(Stored records)
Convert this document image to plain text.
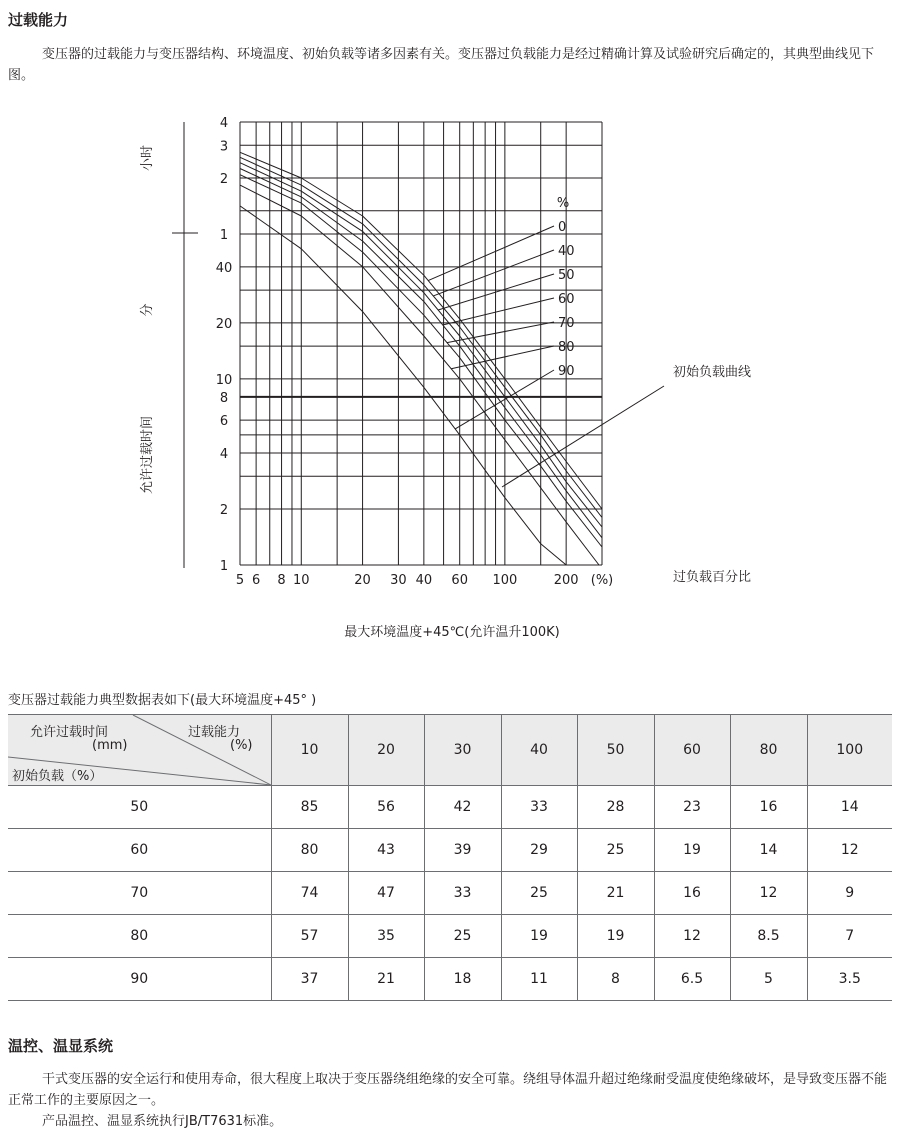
过载能力

变压器的过载能力与变压器结构、环境温度、初始负载等诸多因素有关。变压器过负载能力是经过精确计算及试验研究后确定的，其典型曲线见下图。

小时
分
允许过载时间
1
2
4
6
8
10
20
40
1
2
3
4
5 6 8 10	20 30 40 60 100	200 (%)	过负载百分比
%
0
40
50
60
70
80
90	初始负载曲线
最大环境温度+45℃(允许温升100K)

变压器过载能力典型数据表如下(最大环境温度+45° )

允许过载时间
(mm)
过载能力
(%)
初始负载（%）	10	20	30	40	50	60	80	100
50	85	56	42	33	28	23	16	14
60	80	43	39	29	25	19	14	12
70	74	47	33	25	21	16	12	9
80	57	35	25	19	19	12	8.5	7
90	37	21	18	11	8	6.5	5	3.5
温控、温显系统

干式变压器的安全运行和使用寿命，很大程度上取决于变压器绕组绝缘的安全可靠。绕组导体温升超过绝缘耐受温度使绝缘破坏，是导致变压器不能正常工作的主要原因之一。

产品温控、温显系统执行JB/T7631标准。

## REQUIREMENT
Leave out the pictures and transcribe everything else exactly.

## PROBLEM SOLUTION
Convert this document image to plain text.
过载能力

变压器的过载能力与变压器结构、环境温度、初始负载等诸多因素有关。变压器过负载能力是经过精确计算及试验研究后确定的，其典型曲线见下图。

小时
分
允许过载时间
1
2
4
6
8
10
20
40
1
2
3
4
5 6 8 10	20 30 40 60 100	200 (%)	过负载百分比
%
0
40
50
60
70
80
90	初始负载曲线
最大环境温度+45℃(允许温升100K)

变压器过载能力典型数据表如下(最大环境温度+45° )

允许过载时间
(mm)
过载能力
(%)
初始负载（%）	10	20	30	40	50	60	80	100
50	85	56	42	33	28	23	16	14
60	80	43	39	29	25	19	14	12
70	74	47	33	25	21	16	12	9
80	57	35	25	19	19	12	8.5	7
90	37	21	18	11	8	6.5	5	3.5
温控、温显系统

干式变压器的安全运行和使用寿命，很大程度上取决于变压器绕组绝缘的安全可靠。绕组导体温升超过绝缘耐受温度使绝缘破坏，是导致变压器不能正常工作的主要原因之一。

产品温控、温显系统执行JB/T7631标准。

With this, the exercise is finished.